(Stored data)
[start]

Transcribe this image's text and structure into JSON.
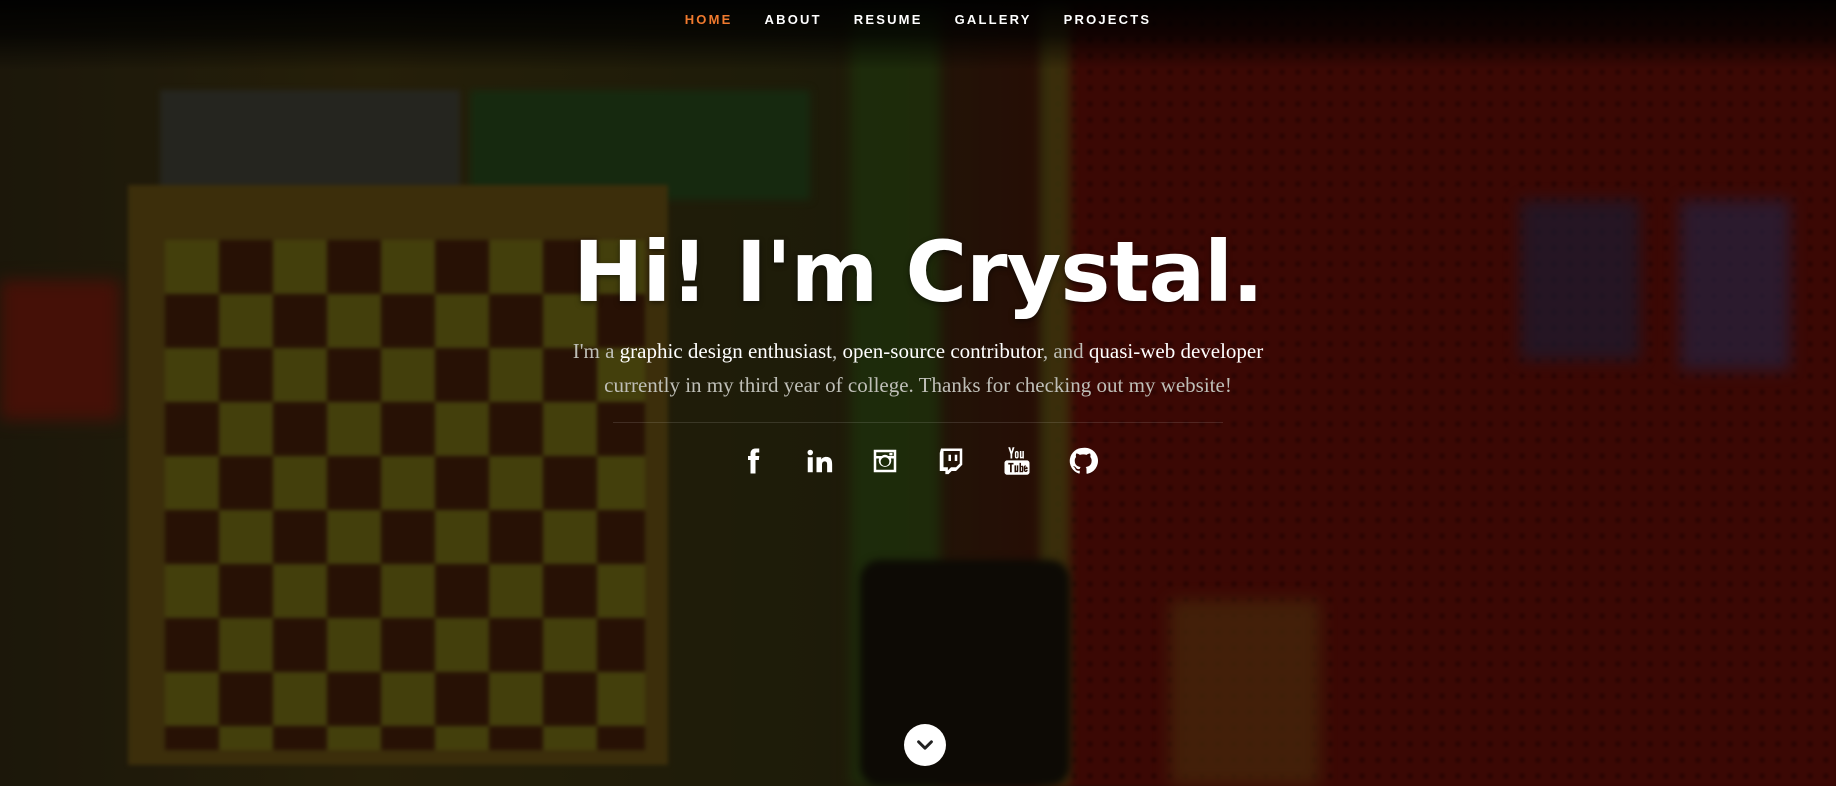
{
  "nav": {
    "items": [
      {
        "label": "HOME",
        "active": true
      },
      {
        "label": "ABOUT",
        "active": false
      },
      {
        "label": "RESUME",
        "active": false
      },
      {
        "label": "GALLERY",
        "active": false
      },
      {
        "label": "PROJECTS",
        "active": false
      }
    ]
  },
  "hero": {
    "title": "Hi! I'm Crystal.",
    "intro": {
      "p1": "I'm a ",
      "b1": "graphic design enthusiast",
      "p2": ", ",
      "b2": "open-source contributor",
      "p3": ", and ",
      "b3": "quasi-web developer",
      "p4": " currently in my third year of college. Thanks for checking out my website!"
    }
  },
  "social": [
    {
      "icon": "facebook-icon"
    },
    {
      "icon": "linkedin-icon"
    },
    {
      "icon": "instagram-icon"
    },
    {
      "icon": "twitch-icon"
    },
    {
      "icon": "youtube-icon"
    },
    {
      "icon": "github-icon"
    }
  ],
  "scroll": {
    "icon": "chevron-down-icon"
  },
  "colors": {
    "accent": "#f07a2e",
    "text": "#ffffff",
    "muted": "#bfbfb8"
  }
}
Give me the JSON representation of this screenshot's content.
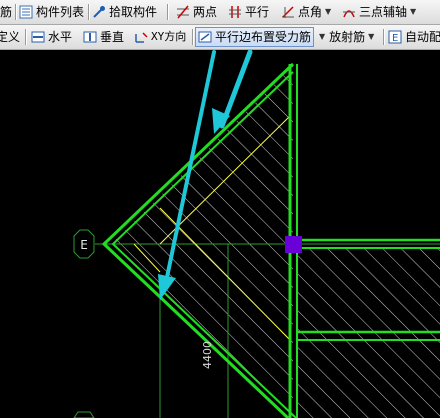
{
  "toolbar1": {
    "items": [
      {
        "label": "筋"
      },
      {
        "label": "构件列表"
      },
      {
        "label": "拾取构件"
      },
      {
        "label": "两点"
      },
      {
        "label": "平行"
      },
      {
        "label": "点角"
      },
      {
        "label": "三点辅轴"
      }
    ]
  },
  "toolbar2": {
    "items": [
      {
        "label": "定义"
      },
      {
        "label": "水平"
      },
      {
        "label": "垂直"
      },
      {
        "label": "XY方向"
      },
      {
        "label": "平行边布置受力筋"
      },
      {
        "label": "放射筋"
      },
      {
        "label": "自动配"
      }
    ]
  },
  "canvas": {
    "axis_label": "E",
    "dimension_text": "4400"
  },
  "colors": {
    "slab_edge": "#22dd22",
    "hatch": "#e8e8e8",
    "axis": "#2e9d2e",
    "rebar": "#ffff44",
    "arrow": "#1ec8d8",
    "grip": "#6a00d8"
  }
}
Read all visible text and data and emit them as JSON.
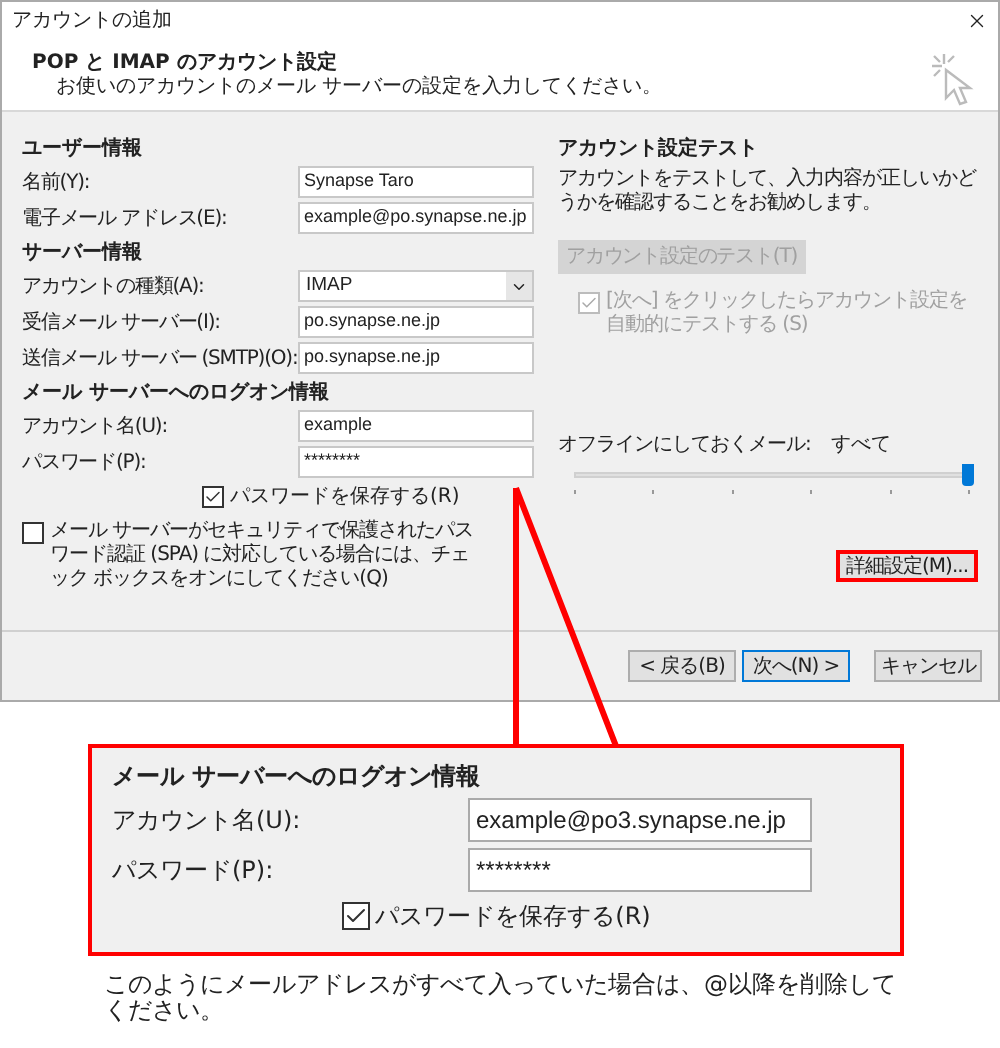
{
  "window": {
    "title": "アカウントの追加"
  },
  "header": {
    "title": "POP と IMAP のアカウント設定",
    "subtitle": "お使いのアカウントのメール サーバーの設定を入力してください。"
  },
  "user_info": {
    "heading": "ユーザー情報",
    "fields": [
      {
        "label": "名前(Y):",
        "value": "Synapse Taro",
        "kind": "text"
      },
      {
        "label": "電子メール アドレス(E):",
        "value": "example@po.synapse.ne.jp",
        "kind": "text"
      }
    ]
  },
  "server_info": {
    "heading": "サーバー情報",
    "fields": [
      {
        "label": "アカウントの種類(A):",
        "value": "IMAP",
        "kind": "dropdown"
      },
      {
        "label": "受信メール サーバー(I):",
        "value": "po.synapse.ne.jp",
        "kind": "text"
      },
      {
        "label": "送信メール サーバー (SMTP)(O):",
        "value": "po.synapse.ne.jp",
        "kind": "text"
      }
    ]
  },
  "logon_info": {
    "heading": "メール サーバーへのログオン情報",
    "fields": [
      {
        "label": "アカウント名(U):",
        "value": "example",
        "kind": "text"
      },
      {
        "label": "パスワード(P):",
        "value": "********",
        "kind": "text"
      }
    ],
    "remember_password": {
      "label": "パスワードを保存する(R)",
      "checked": true
    }
  },
  "spa": {
    "label": "メール サーバーがセキュリティで保護されたパスワード認証 (SPA) に対応している場合には、チェック ボックスをオンにしてください(Q)",
    "checked": false
  },
  "test": {
    "heading": "アカウント設定テスト",
    "description": "アカウントをテストして、入力内容が正しいかどうかを確認することをお勧めします。",
    "button": {
      "label": "アカウント設定のテスト(T)",
      "disabled": true
    },
    "auto_test": {
      "label": "[次へ] をクリックしたらアカウント設定を自動的にテストする (S)",
      "checked": true,
      "disabled": true
    }
  },
  "offline": {
    "label": "オフラインにしておくメール:",
    "value": "すべて",
    "level": 1
  },
  "advanced_button": {
    "label": "詳細設定(M)...",
    "highlighted": true
  },
  "buttons": [
    {
      "label": "< 戻る(B)",
      "default": false
    },
    {
      "label": "次へ(N) >",
      "default": true
    },
    {
      "label": "キャンセル",
      "default": false
    }
  ],
  "callout": {
    "heading": "メール サーバーへのログオン情報",
    "fields": [
      {
        "label": "アカウント名(U):",
        "value": "example@po3.synapse.ne.jp"
      },
      {
        "label": "パスワード(P):",
        "value": "********"
      }
    ],
    "remember_password": {
      "label": "パスワードを保存する(R)",
      "checked": true
    }
  },
  "note": "このようにメールアドレスがすべて入っていた場合は、@以降を削除してください。"
}
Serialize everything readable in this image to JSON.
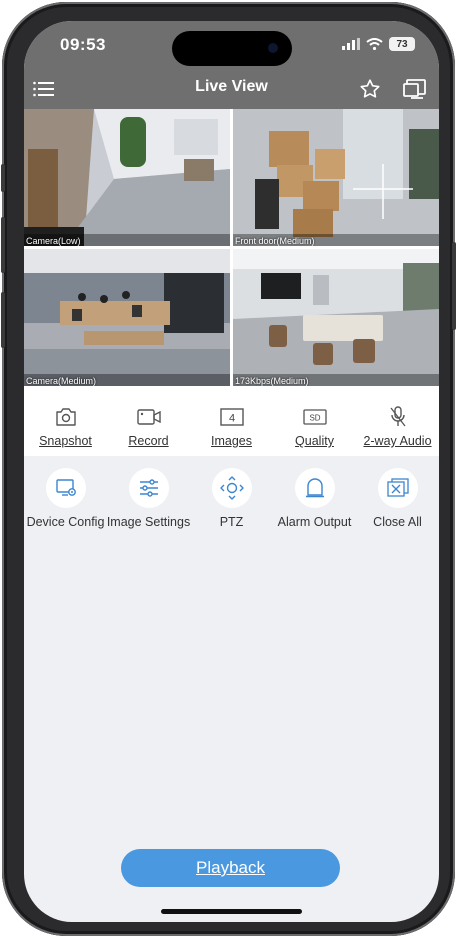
{
  "status": {
    "time": "09:53",
    "battery": "73"
  },
  "nav": {
    "title": "Live View",
    "menu_icon": "hamburger-menu-icon",
    "favorite_icon": "star-icon",
    "multiscreen_icon": "add-screen-icon"
  },
  "cameras": [
    {
      "label": "Camera(Low)"
    },
    {
      "label": "Front door(Medium)"
    },
    {
      "label": "Camera(Medium)"
    },
    {
      "label": "173Kbps(Medium)"
    }
  ],
  "toolbar": [
    {
      "label": "Snapshot",
      "icon": "camera-icon"
    },
    {
      "label": "Record",
      "icon": "video-record-icon"
    },
    {
      "label": "Images",
      "icon": "grid-count-icon",
      "badge": "4"
    },
    {
      "label": "Quality",
      "icon": "sd-quality-icon",
      "badge": "SD"
    },
    {
      "label": "2-way Audio",
      "icon": "microphone-icon"
    }
  ],
  "functions": [
    {
      "label": "Device Config",
      "icon": "device-config-icon"
    },
    {
      "label": "Image Settings",
      "icon": "sliders-icon"
    },
    {
      "label": "PTZ",
      "icon": "ptz-arrows-icon"
    },
    {
      "label": "Alarm Output",
      "icon": "alarm-icon"
    },
    {
      "label": "Close All",
      "icon": "close-all-icon"
    }
  ],
  "playback": {
    "label": "Playback"
  },
  "colors": {
    "header": "#6f6f6f",
    "accent": "#4a98e0",
    "icon": "#3b86cf",
    "background": "#eef0f3"
  }
}
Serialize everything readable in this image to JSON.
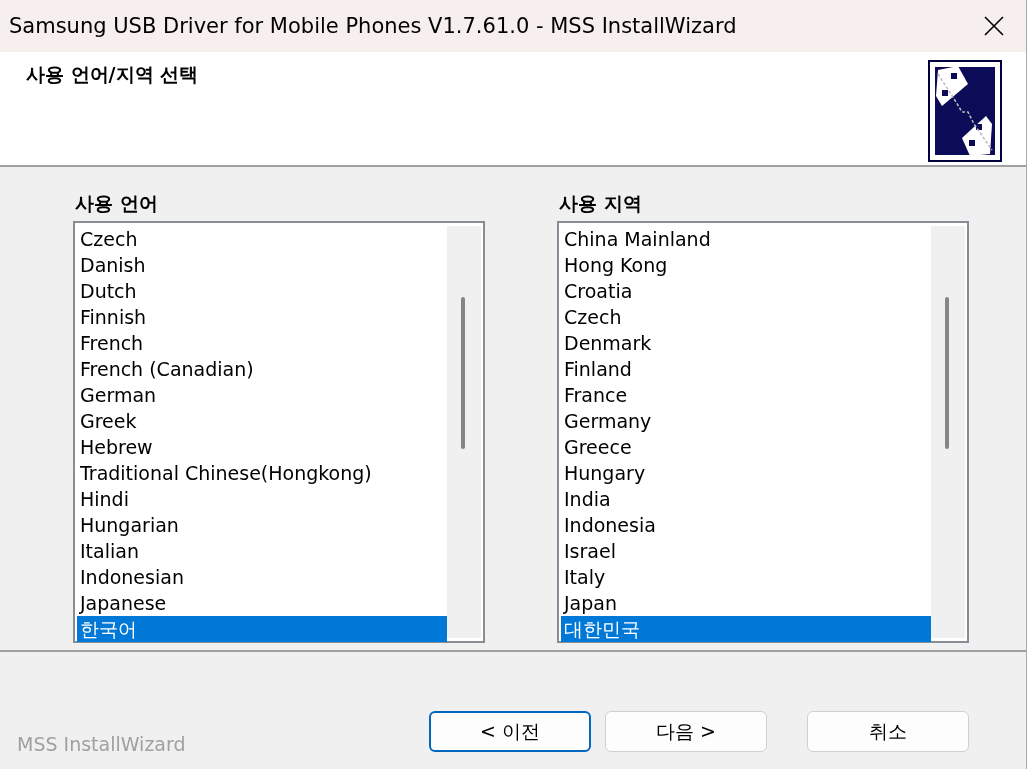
{
  "window": {
    "title": "Samsung USB Driver for Mobile Phones V1.7.61.0 - MSS InstallWizard"
  },
  "header": {
    "title": "사용 언어/지역 선택"
  },
  "lists": [
    {
      "label": "사용 언어",
      "items": [
        {
          "text": "Czech",
          "selected": false
        },
        {
          "text": "Danish",
          "selected": false
        },
        {
          "text": "Dutch",
          "selected": false
        },
        {
          "text": "Finnish",
          "selected": false
        },
        {
          "text": "French",
          "selected": false
        },
        {
          "text": "French (Canadian)",
          "selected": false
        },
        {
          "text": "German",
          "selected": false
        },
        {
          "text": "Greek",
          "selected": false
        },
        {
          "text": "Hebrew",
          "selected": false
        },
        {
          "text": "Traditional Chinese(Hongkong)",
          "selected": false
        },
        {
          "text": "Hindi",
          "selected": false
        },
        {
          "text": "Hungarian",
          "selected": false
        },
        {
          "text": "Italian",
          "selected": false
        },
        {
          "text": "Indonesian",
          "selected": false
        },
        {
          "text": "Japanese",
          "selected": false
        },
        {
          "text": "한국어",
          "selected": true
        }
      ]
    },
    {
      "label": "사용 지역",
      "items": [
        {
          "text": "China Mainland",
          "selected": false
        },
        {
          "text": "Hong Kong",
          "selected": false
        },
        {
          "text": "Croatia",
          "selected": false
        },
        {
          "text": "Czech",
          "selected": false
        },
        {
          "text": "Denmark",
          "selected": false
        },
        {
          "text": "Finland",
          "selected": false
        },
        {
          "text": "France",
          "selected": false
        },
        {
          "text": "Germany",
          "selected": false
        },
        {
          "text": "Greece",
          "selected": false
        },
        {
          "text": "Hungary",
          "selected": false
        },
        {
          "text": "India",
          "selected": false
        },
        {
          "text": "Indonesia",
          "selected": false
        },
        {
          "text": "Israel",
          "selected": false
        },
        {
          "text": "Italy",
          "selected": false
        },
        {
          "text": "Japan",
          "selected": false
        },
        {
          "text": "대한민국",
          "selected": true
        }
      ]
    }
  ],
  "footer": {
    "brand": "MSS InstallWizard"
  },
  "buttons": [
    {
      "label": "< 이전",
      "focused": true
    },
    {
      "label": "다음 >",
      "focused": false
    },
    {
      "label": "취소",
      "focused": false
    }
  ]
}
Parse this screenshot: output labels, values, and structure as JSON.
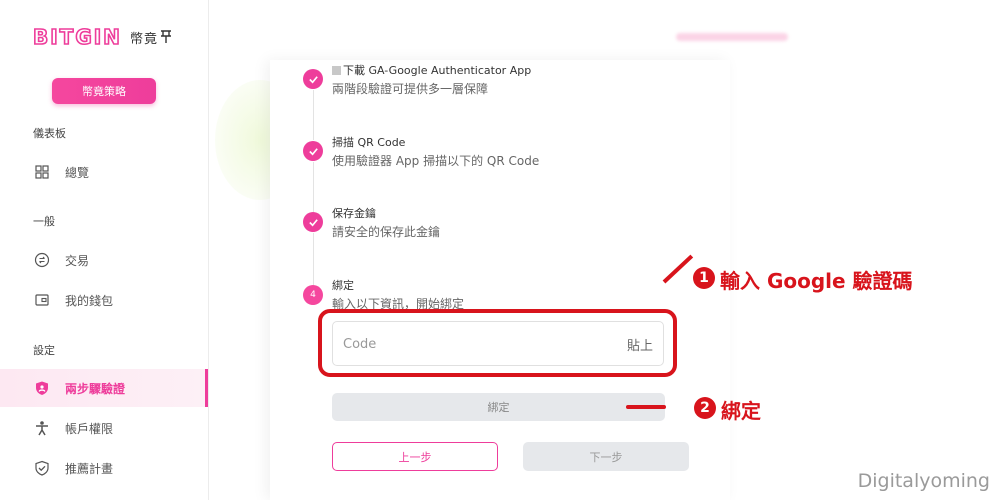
{
  "brand": {
    "logo": "BITGIN",
    "subtitle": "幣竟"
  },
  "sidebar": {
    "strategy_button": "幣竟策略",
    "sections": [
      {
        "title": "儀表板",
        "items": [
          {
            "label": "總覽",
            "icon": "grid-icon"
          }
        ]
      },
      {
        "title": "一般",
        "items": [
          {
            "label": "交易",
            "icon": "exchange-icon"
          },
          {
            "label": "我的錢包",
            "icon": "wallet-icon"
          }
        ]
      },
      {
        "title": "設定",
        "items": [
          {
            "label": "兩步驟驗證",
            "icon": "shield-icon",
            "active": true
          },
          {
            "label": "帳戶權限",
            "icon": "person-icon"
          },
          {
            "label": "推薦計畫",
            "icon": "shield-check-icon"
          }
        ]
      }
    ]
  },
  "steps": [
    {
      "title": "下載 GA-Google Authenticator App",
      "description": "兩階段驗證可提供多一層保障",
      "done": true
    },
    {
      "title": "掃描 QR Code",
      "description": "使用驗證器 App 掃描以下的 QR Code",
      "done": true
    },
    {
      "title": "保存金鑰",
      "description": "請安全的保存此金鑰",
      "done": true
    },
    {
      "number": "4",
      "title": "綁定",
      "description": "輸入以下資訊，開始綁定",
      "done": false
    }
  ],
  "form": {
    "code_placeholder": "Code",
    "paste_label": "貼上",
    "bind_button": "綁定",
    "prev_button": "上一步",
    "next_button": "下一步"
  },
  "annotations": [
    {
      "number": "1",
      "text": "輸入 Google 驗證碼"
    },
    {
      "number": "2",
      "text": "綁定"
    }
  ],
  "watermark": "Digitalyoming",
  "colors": {
    "accent": "#ee3d9b",
    "annotation": "#d8141c"
  }
}
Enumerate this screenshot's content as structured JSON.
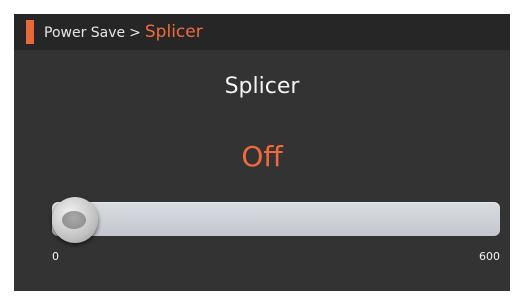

[end]

Look through the entries and find each line that has the string "example". Copy those lines.

        "value": "example@po.synapse.ne.jp",
        "value": "example",
        "value": "example@po3.synapse.ne.jp"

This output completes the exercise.